The task: Extract the records in full, leaving every picture out.

* start Information given *

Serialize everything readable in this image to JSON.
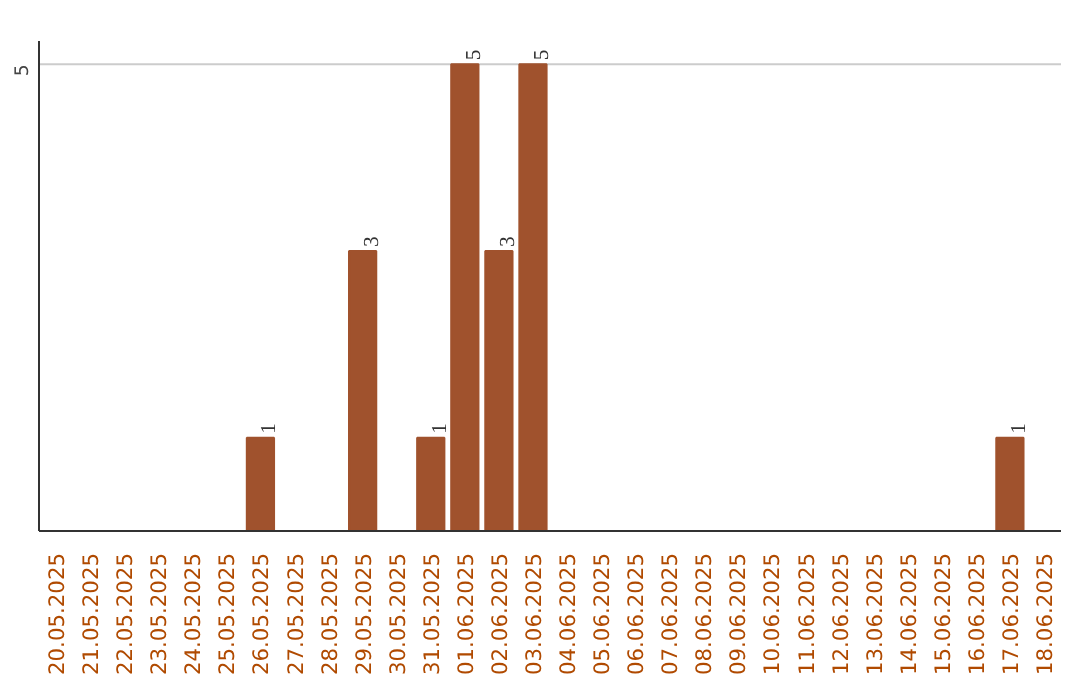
{
  "chart_data": {
    "type": "bar",
    "categories": [
      "20.05.2025",
      "21.05.2025",
      "22.05.2025",
      "23.05.2025",
      "24.05.2025",
      "25.05.2025",
      "26.05.2025",
      "27.05.2025",
      "28.05.2025",
      "29.05.2025",
      "30.05.2025",
      "31.05.2025",
      "01.06.2025",
      "02.06.2025",
      "03.06.2025",
      "04.06.2025",
      "05.06.2025",
      "06.06.2025",
      "07.06.2025",
      "08.06.2025",
      "09.06.2025",
      "10.06.2025",
      "11.06.2025",
      "12.06.2025",
      "13.06.2025",
      "14.06.2025",
      "15.06.2025",
      "16.06.2025",
      "17.06.2025",
      "18.06.2025"
    ],
    "values": [
      null,
      null,
      null,
      null,
      null,
      null,
      1,
      null,
      null,
      3,
      null,
      1,
      5,
      3,
      5,
      null,
      null,
      null,
      null,
      null,
      null,
      null,
      null,
      null,
      null,
      null,
      null,
      null,
      1,
      null
    ],
    "color": "#a0522d",
    "data_labels": true,
    "ref_lines": [
      {
        "axis": "y",
        "value": 5,
        "label": "5",
        "color": "#cccccc"
      }
    ]
  }
}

* end Information given *

Task result:
Serialize everything readable in this image to JSON.
{
  "chart_data": {
    "type": "bar",
    "categories": [
      "20.05.2025",
      "21.05.2025",
      "22.05.2025",
      "23.05.2025",
      "24.05.2025",
      "25.05.2025",
      "26.05.2025",
      "27.05.2025",
      "28.05.2025",
      "29.05.2025",
      "30.05.2025",
      "31.05.2025",
      "01.06.2025",
      "02.06.2025",
      "03.06.2025",
      "04.06.2025",
      "05.06.2025",
      "06.06.2025",
      "07.06.2025",
      "08.06.2025",
      "09.06.2025",
      "10.06.2025",
      "11.06.2025",
      "12.06.2025",
      "13.06.2025",
      "14.06.2025",
      "15.06.2025",
      "16.06.2025",
      "17.06.2025",
      "18.06.2025"
    ],
    "values": [
      null,
      null,
      null,
      null,
      null,
      null,
      1,
      null,
      null,
      3,
      null,
      1,
      5,
      3,
      5,
      null,
      null,
      null,
      null,
      null,
      null,
      null,
      null,
      null,
      null,
      null,
      null,
      null,
      1,
      null
    ],
    "color": "#a0522d",
    "data_labels": true,
    "ref_lines": [
      {
        "axis": "y",
        "value": 5,
        "label": "5",
        "color": "#cccccc"
      }
    ]
  }
}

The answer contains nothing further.